Figure collection entries
--- --- ---
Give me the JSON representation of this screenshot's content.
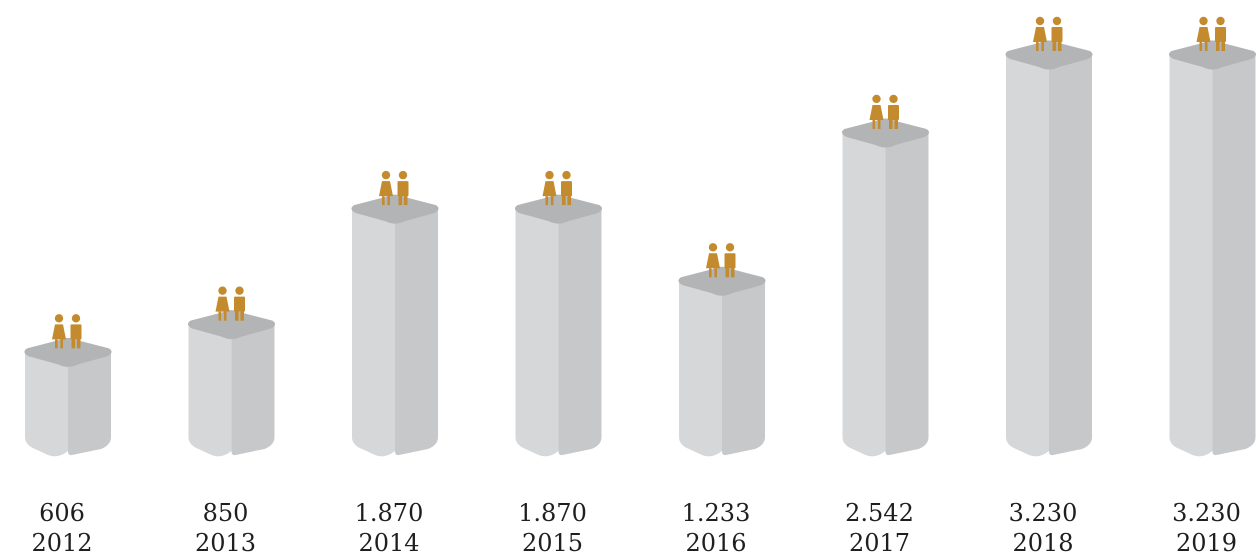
{
  "chart_data": {
    "type": "bar",
    "categories": [
      "2012",
      "2013",
      "2014",
      "2015",
      "2016",
      "2017",
      "2018",
      "2019"
    ],
    "values": [
      606,
      850,
      1870,
      1870,
      1233,
      2542,
      3230,
      3230
    ],
    "value_labels": [
      "606",
      "850",
      "1.870",
      "1.870",
      "1.233",
      "2.542",
      "3.230",
      "3.230"
    ],
    "title": "",
    "xlabel": "",
    "ylabel": "",
    "ylim": [
      0,
      3400
    ],
    "grid": false,
    "legend": "none",
    "marker_icon": "couple-icon"
  },
  "colors": {
    "pillar_front": "#d6d7d9",
    "pillar_side": "#c7c8ca",
    "pillar_top": "#b3b4b6",
    "icon": "#c38b2d",
    "text": "#1f1f1f"
  }
}
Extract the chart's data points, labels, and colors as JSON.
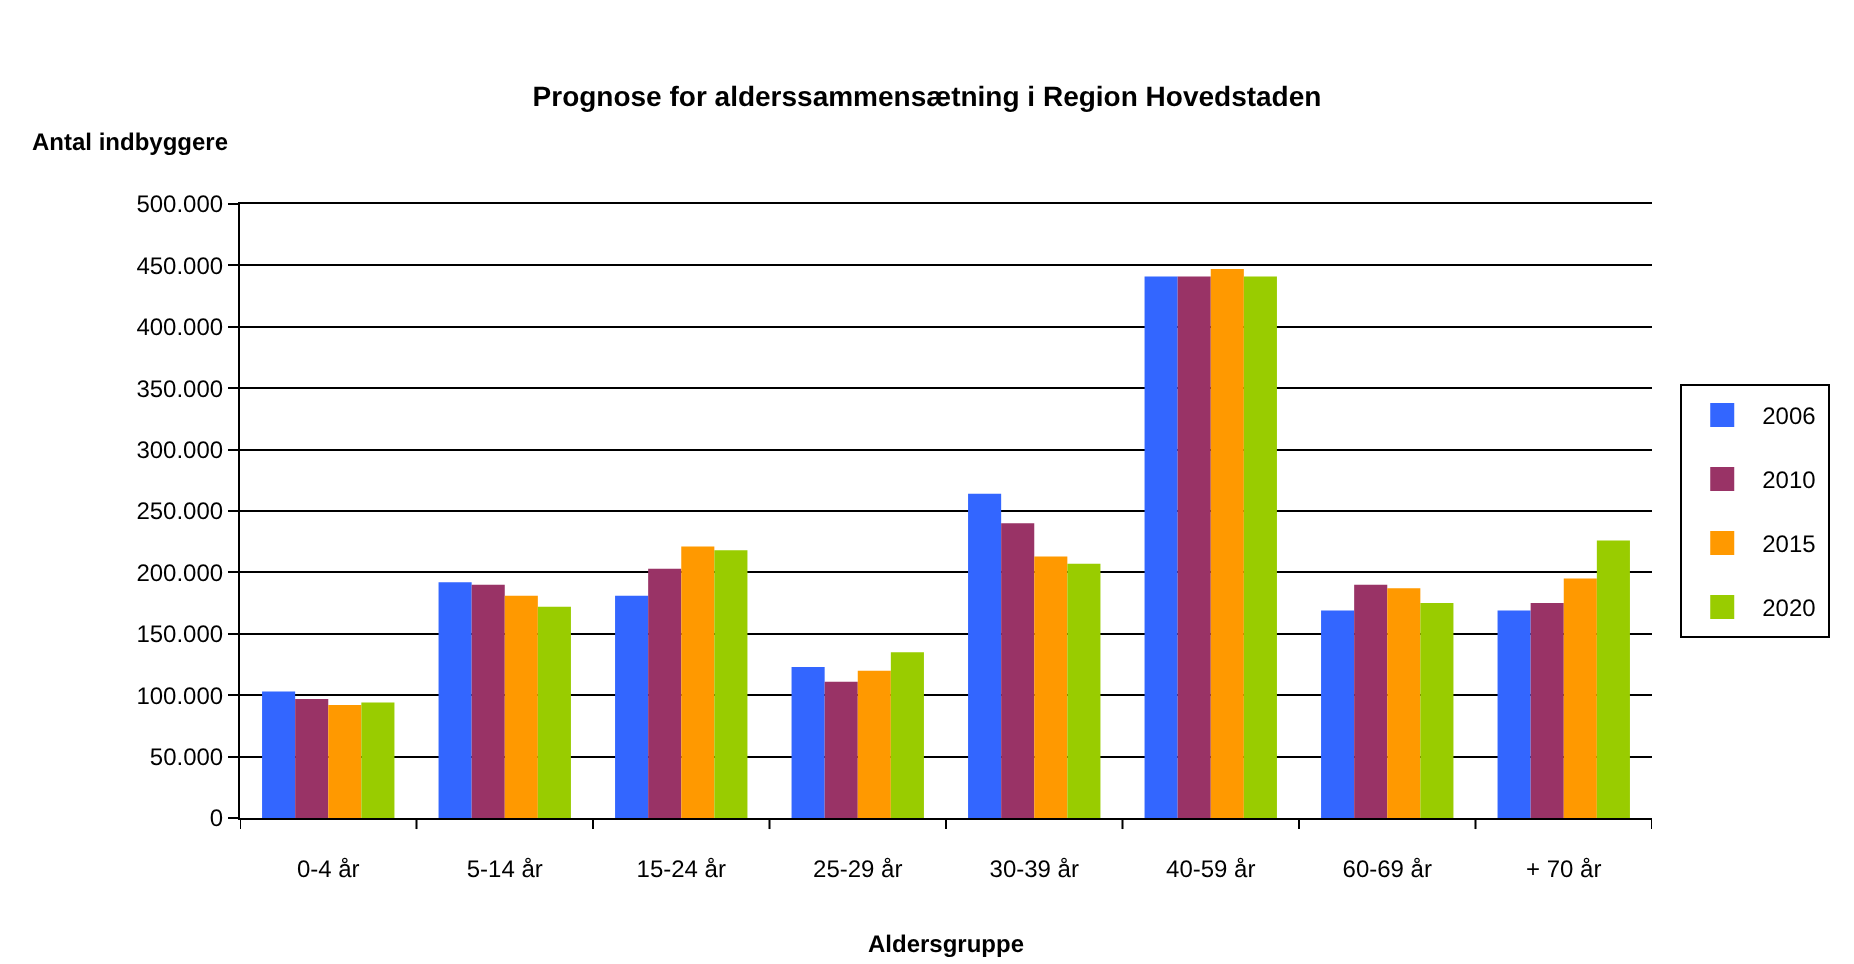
{
  "chart_data": {
    "type": "bar",
    "title": "Prognose for alderssammensætning i Region Hovedstaden",
    "xlabel": "Aldersgruppe",
    "ylabel": "Antal indbyggere",
    "categories": [
      "0-4 år",
      "5-14 år",
      "15-24 år",
      "25-29 år",
      "30-39 år",
      "40-59 år",
      "60-69 år",
      "+ 70 år"
    ],
    "series": [
      {
        "name": "2006",
        "color": "#3366ff",
        "values": [
          103000,
          192000,
          181000,
          123000,
          264000,
          441000,
          169000,
          169000
        ]
      },
      {
        "name": "2010",
        "color": "#993366",
        "values": [
          97000,
          190000,
          203000,
          111000,
          240000,
          441000,
          190000,
          175000
        ]
      },
      {
        "name": "2015",
        "color": "#ff9900",
        "values": [
          92000,
          181000,
          221000,
          120000,
          213000,
          447000,
          187000,
          195000
        ]
      },
      {
        "name": "2020",
        "color": "#99cc00",
        "values": [
          94000,
          172000,
          218000,
          135000,
          207000,
          441000,
          175000,
          226000
        ]
      }
    ],
    "ylim": [
      0,
      500000
    ],
    "yticks": [
      0,
      {
        "value": 50000,
        "label": "50.000"
      },
      {
        "value": 100000,
        "label": "100.000"
      },
      {
        "value": 150000,
        "label": "150.000"
      },
      {
        "value": 200000,
        "label": "200.000"
      },
      {
        "value": 250000,
        "label": "250.000"
      },
      {
        "value": 300000,
        "label": "300.000"
      },
      {
        "value": 350000,
        "label": "350.000"
      },
      {
        "value": 400000,
        "label": "400.000"
      },
      {
        "value": 450000,
        "label": "450.000"
      },
      {
        "value": 500000,
        "label": "500.000"
      }
    ],
    "grid": "y",
    "legend": "right"
  }
}
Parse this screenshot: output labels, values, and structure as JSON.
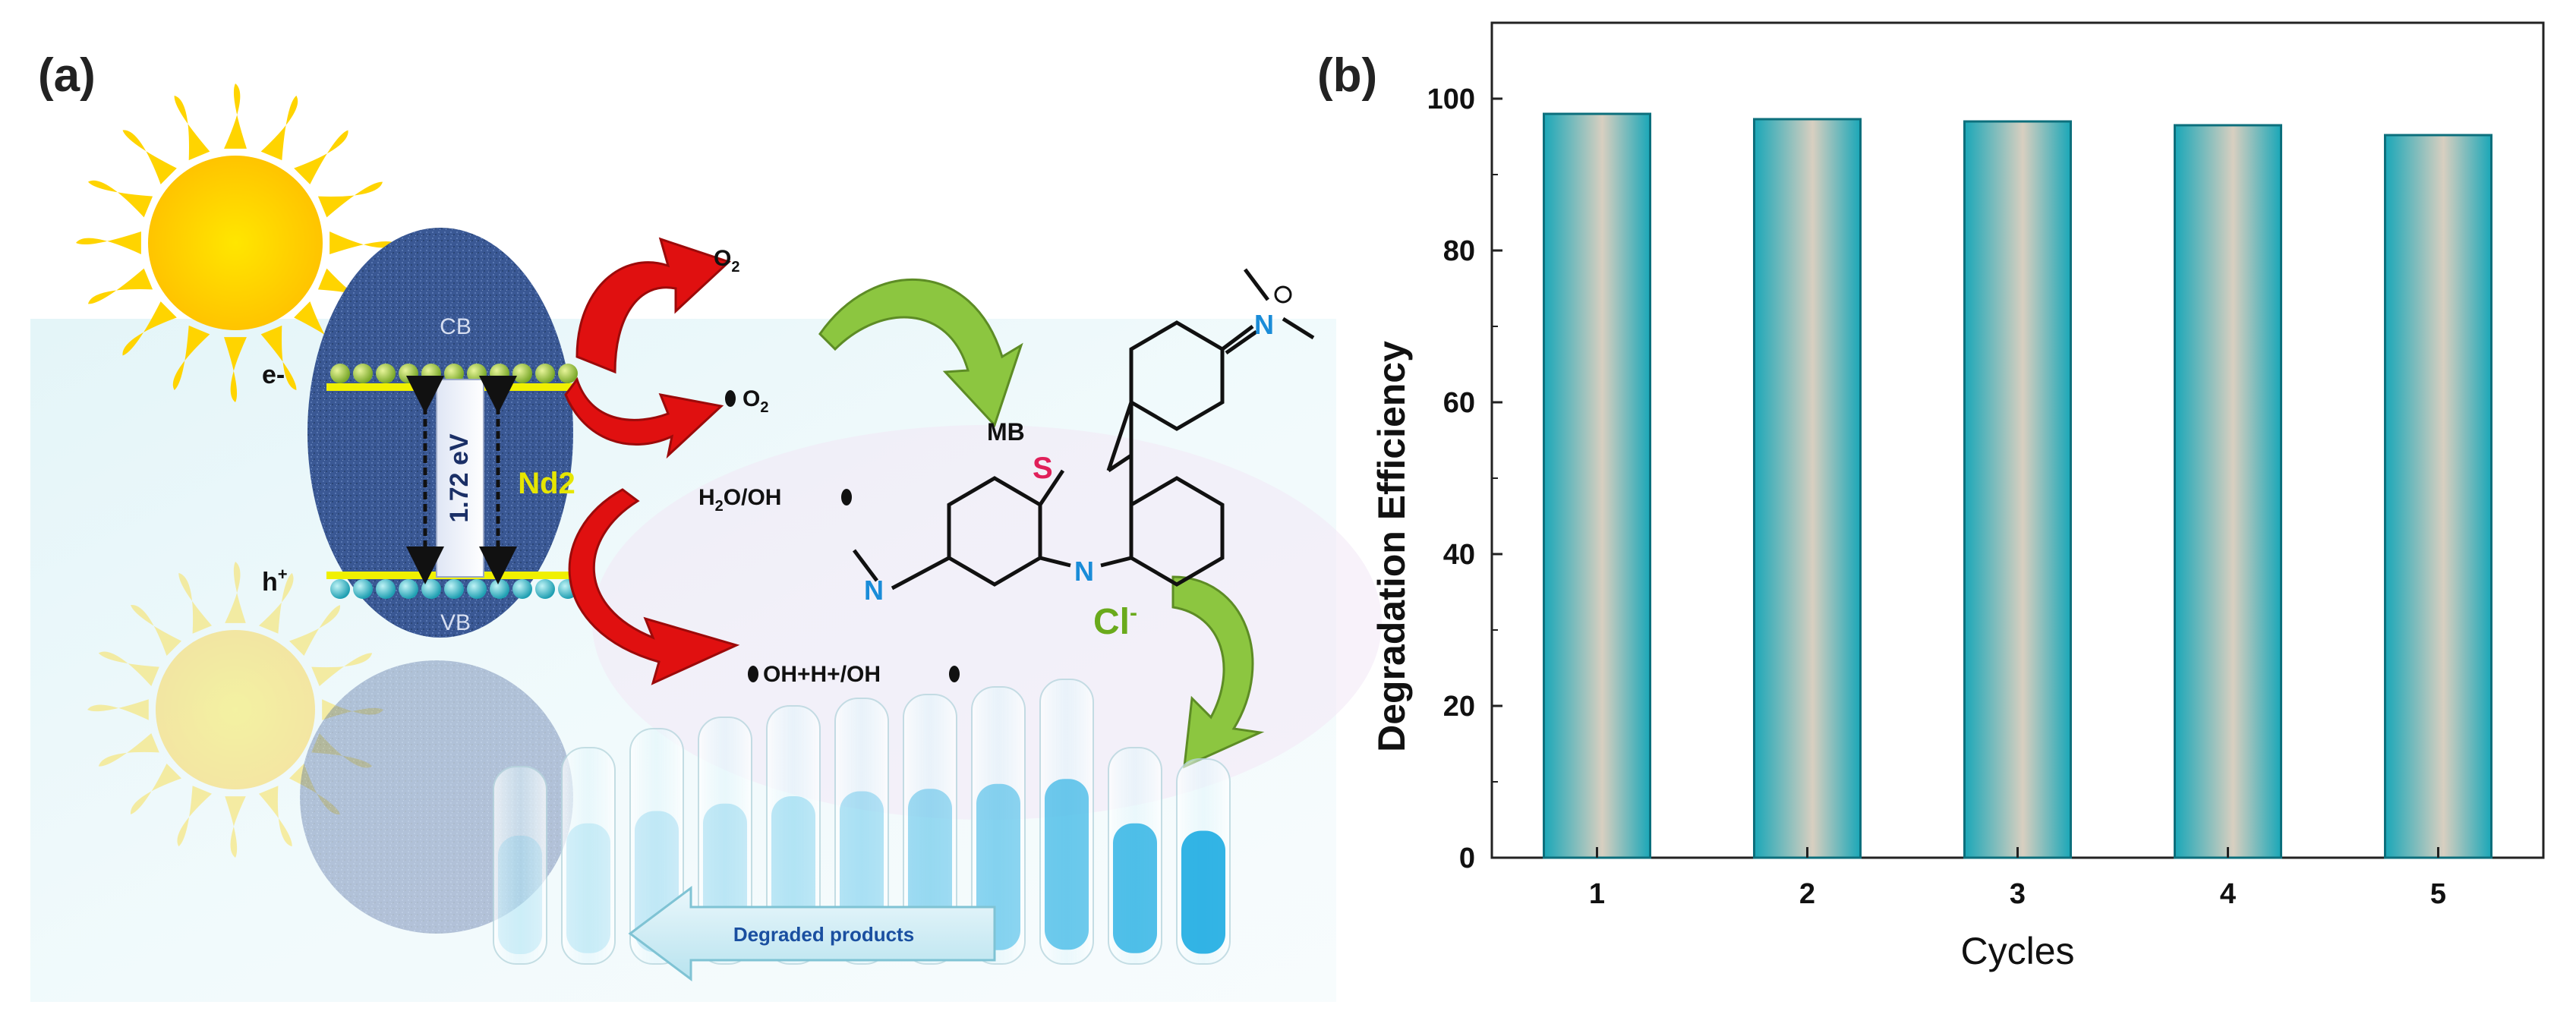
{
  "panel_a": {
    "label": "(a)",
    "band_cb": "CB",
    "band_vb": "VB",
    "electron": "e-",
    "hole": "h",
    "hole_sup": "+",
    "band_gap": "1.72 eV",
    "material": "Nd2",
    "o2": "O",
    "o2_sub": "2",
    "superoxide": "O",
    "superoxide_sub": "2",
    "water_pre": "H",
    "water_sub": "2",
    "water_post": "O/OH",
    "radicals": "OH+H+/OH",
    "dye_label": "MB",
    "sulfur": "S",
    "nitrogen": "N",
    "chloride": "Cl",
    "chloride_sup": "-",
    "products_label": "Degraded products",
    "colors": {
      "sun": "#ffd400",
      "particle": "#3c5a96",
      "band_line": "#f0f000",
      "red_arrow": "#e01010",
      "green_arrow": "#8cc640",
      "sulfur": "#e0205a",
      "nitrogen": "#1a8cd8"
    }
  },
  "panel_b": {
    "label": "(b)"
  },
  "chart_data": {
    "type": "bar",
    "categories": [
      "1",
      "2",
      "3",
      "4",
      "5"
    ],
    "values": [
      98,
      97.3,
      97,
      96.5,
      95.2
    ],
    "xlabel": "Cycles",
    "ylabel": "Degradation Efficiency",
    "ylim": [
      0,
      110
    ],
    "yticks": [
      0,
      20,
      40,
      60,
      80,
      100
    ],
    "yticks_labels": [
      "0",
      "20",
      "40",
      "60",
      "80",
      "100"
    ],
    "grid": false,
    "bar_colors": {
      "edge": "#1aa7b8",
      "center": "#d8cfc0",
      "outline": "#0c6f7c"
    }
  }
}
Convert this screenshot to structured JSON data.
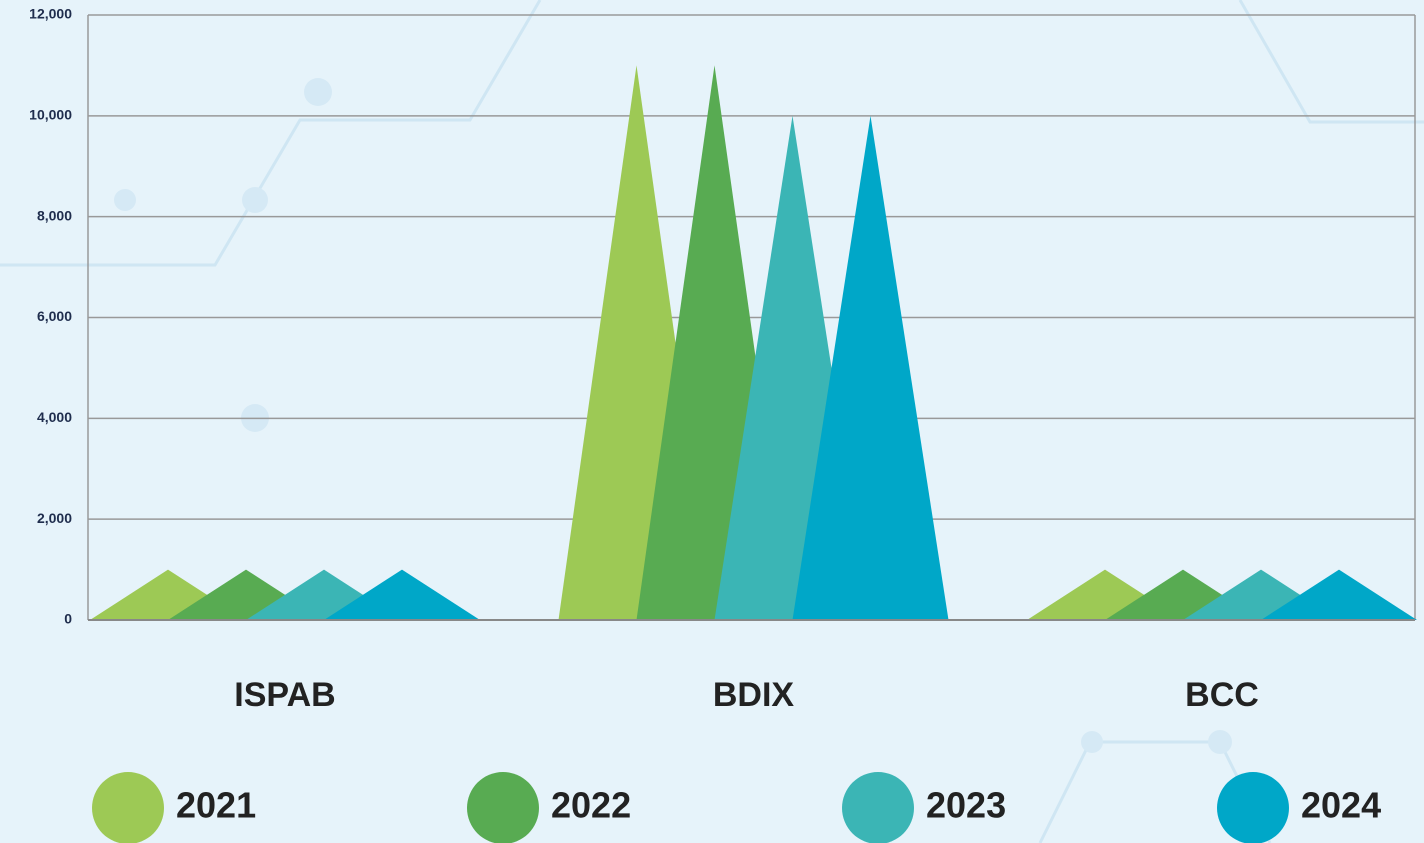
{
  "chart_data": {
    "type": "triangle",
    "categories": [
      "ISPAB",
      "BDIX",
      "BCC"
    ],
    "series": [
      {
        "name": "2021",
        "color": "#9dc955",
        "values": [
          1000,
          11000,
          1000
        ]
      },
      {
        "name": "2022",
        "color": "#58ab52",
        "values": [
          1000,
          11000,
          1000
        ]
      },
      {
        "name": "2023",
        "color": "#3bb5b5",
        "values": [
          1000,
          10000,
          1000
        ]
      },
      {
        "name": "2024",
        "color": "#00a7c8",
        "values": [
          1000,
          10000,
          1000
        ]
      }
    ],
    "ylim": [
      0,
      12000
    ],
    "yticks": [
      0,
      {
        "value": 2000,
        "label": "2,000"
      },
      {
        "value": 4000,
        "label": "4,000"
      },
      {
        "value": 6000,
        "label": "6,000"
      },
      {
        "value": 8000,
        "label": "8,000"
      },
      {
        "value": 10000,
        "label": "10,000"
      },
      {
        "value": 12000,
        "label": "12,000"
      }
    ],
    "grid": true
  }
}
--- --- ---
Keep every word of the data as it is when you write it out, but drop the pictures.

Give me the JSON representation of this screenshot's content.
{
  "chart_data": {
    "type": "bar",
    "categories": [
      "2012",
      "2013",
      "2014",
      "2015",
      "2016",
      "2017",
      "2018",
      "2019"
    ],
    "values": [
      606,
      850,
      1870,
      1870,
      1233,
      2542,
      3230,
      3230
    ],
    "value_labels": [
      "606",
      "850",
      "1.870",
      "1.870",
      "1.233",
      "2.542",
      "3.230",
      "3.230"
    ],
    "title": "",
    "xlabel": "",
    "ylabel": "",
    "ylim": [
      0,
      3400
    ],
    "grid": false,
    "legend": "none",
    "marker_icon": "couple-icon"
  },
  "colors": {
    "pillar_front": "#d6d7d9",
    "pillar_side": "#c7c8ca",
    "pillar_top": "#b3b4b6",
    "icon": "#c38b2d",
    "text": "#1f1f1f"
  }
}
Extract the chart's data points, labels, and colors as JSON.
{
  "chart_data": {
    "type": "bar",
    "title": "Prognose for alderssammensætning i Region Hovedstaden",
    "xlabel": "Aldersgruppe",
    "ylabel": "Antal indbyggere",
    "categories": [
      "0-4 år",
      "5-14 år",
      "15-24 år",
      "25-29 år",
      "30-39 år",
      "40-59 år",
      "60-69 år",
      "+ 70 år"
    ],
    "series": [
      {
        "name": "2006",
        "color": "#3366ff",
        "values": [
          103000,
          192000,
          181000,
          123000,
          264000,
          441000,
          169000,
          169000
        ]
      },
      {
        "name": "2010",
        "color": "#993366",
        "values": [
          97000,
          190000,
          203000,
          111000,
          240000,
          441000,
          190000,
          175000
        ]
      },
      {
        "name": "2015",
        "color": "#ff9900",
        "values": [
          92000,
          181000,
          221000,
          120000,
          213000,
          447000,
          187000,
          195000
        ]
      },
      {
        "name": "2020",
        "color": "#99cc00",
        "values": [
          94000,
          172000,
          218000,
          135000,
          207000,
          441000,
          175000,
          226000
        ]
      }
    ],
    "ylim": [
      0,
      500000
    ],
    "yticks": [
      0,
      {
        "value": 50000,
        "label": "50.000"
      },
      {
        "value": 100000,
        "label": "100.000"
      },
      {
        "value": 150000,
        "label": "150.000"
      },
      {
        "value": 200000,
        "label": "200.000"
      },
      {
        "value": 250000,
        "label": "250.000"
      },
      {
        "value": 300000,
        "label": "300.000"
      },
      {
        "value": 350000,
        "label": "350.000"
      },
      {
        "value": 400000,
        "label": "400.000"
      },
      {
        "value": 450000,
        "label": "450.000"
      },
      {
        "value": 500000,
        "label": "500.000"
      }
    ],
    "grid": "y",
    "legend": "right"
  }
}
Parse this screenshot: output labels, values, and structure as JSON.
{
  "panel_a": {
    "label": "(a)",
    "band_cb": "CB",
    "band_vb": "VB",
    "electron": "e-",
    "hole": "h",
    "hole_sup": "+",
    "band_gap": "1.72 eV",
    "material": "Nd2",
    "o2": "O",
    "o2_sub": "2",
    "superoxide": "O",
    "superoxide_sub": "2",
    "water_pre": "H",
    "water_sub": "2",
    "water_post": "O/OH",
    "radicals": "OH+H+/OH",
    "dye_label": "MB",
    "sulfur": "S",
    "nitrogen": "N",
    "chloride": "Cl",
    "chloride_sup": "-",
    "products_label": "Degraded products",
    "colors": {
      "sun": "#ffd400",
      "particle": "#3c5a96",
      "band_line": "#f0f000",
      "red_arrow": "#e01010",
      "green_arrow": "#8cc640",
      "sulfur": "#e0205a",
      "nitrogen": "#1a8cd8"
    }
  },
  "panel_b": {
    "label": "(b)"
  },
  "chart_data": {
    "type": "bar",
    "categories": [
      "1",
      "2",
      "3",
      "4",
      "5"
    ],
    "values": [
      98,
      97.3,
      97,
      96.5,
      95.2
    ],
    "xlabel": "Cycles",
    "ylabel": "Degradation Efficiency",
    "ylim": [
      0,
      110
    ],
    "yticks": [
      0,
      20,
      40,
      60,
      80,
      100
    ],
    "yticks_labels": [
      "0",
      "20",
      "40",
      "60",
      "80",
      "100"
    ],
    "grid": false,
    "bar_colors": {
      "edge": "#1aa7b8",
      "center": "#d8cfc0",
      "outline": "#0c6f7c"
    }
  }
}
Convert this screenshot to structured JSON data.
{
  "chart_data": {
    "type": "triangle",
    "categories": [
      "ISPAB",
      "BDIX",
      "BCC"
    ],
    "series": [
      {
        "name": "2021",
        "color": "#9dc955",
        "values": [
          1000,
          11000,
          1000
        ]
      },
      {
        "name": "2022",
        "color": "#58ab52",
        "values": [
          1000,
          11000,
          1000
        ]
      },
      {
        "name": "2023",
        "color": "#3bb5b5",
        "values": [
          1000,
          10000,
          1000
        ]
      },
      {
        "name": "2024",
        "color": "#00a7c8",
        "values": [
          1000,
          10000,
          1000
        ]
      }
    ],
    "ylim": [
      0,
      12000
    ],
    "yticks": [
      0,
      {
        "value": 2000,
        "label": "2,000"
      },
      {
        "value": 4000,
        "label": "4,000"
      },
      {
        "value": 6000,
        "label": "6,000"
      },
      {
        "value": 8000,
        "label": "8,000"
      },
      {
        "value": 10000,
        "label": "10,000"
      },
      {
        "value": 12000,
        "label": "12,000"
      }
    ],
    "grid": true
  }
}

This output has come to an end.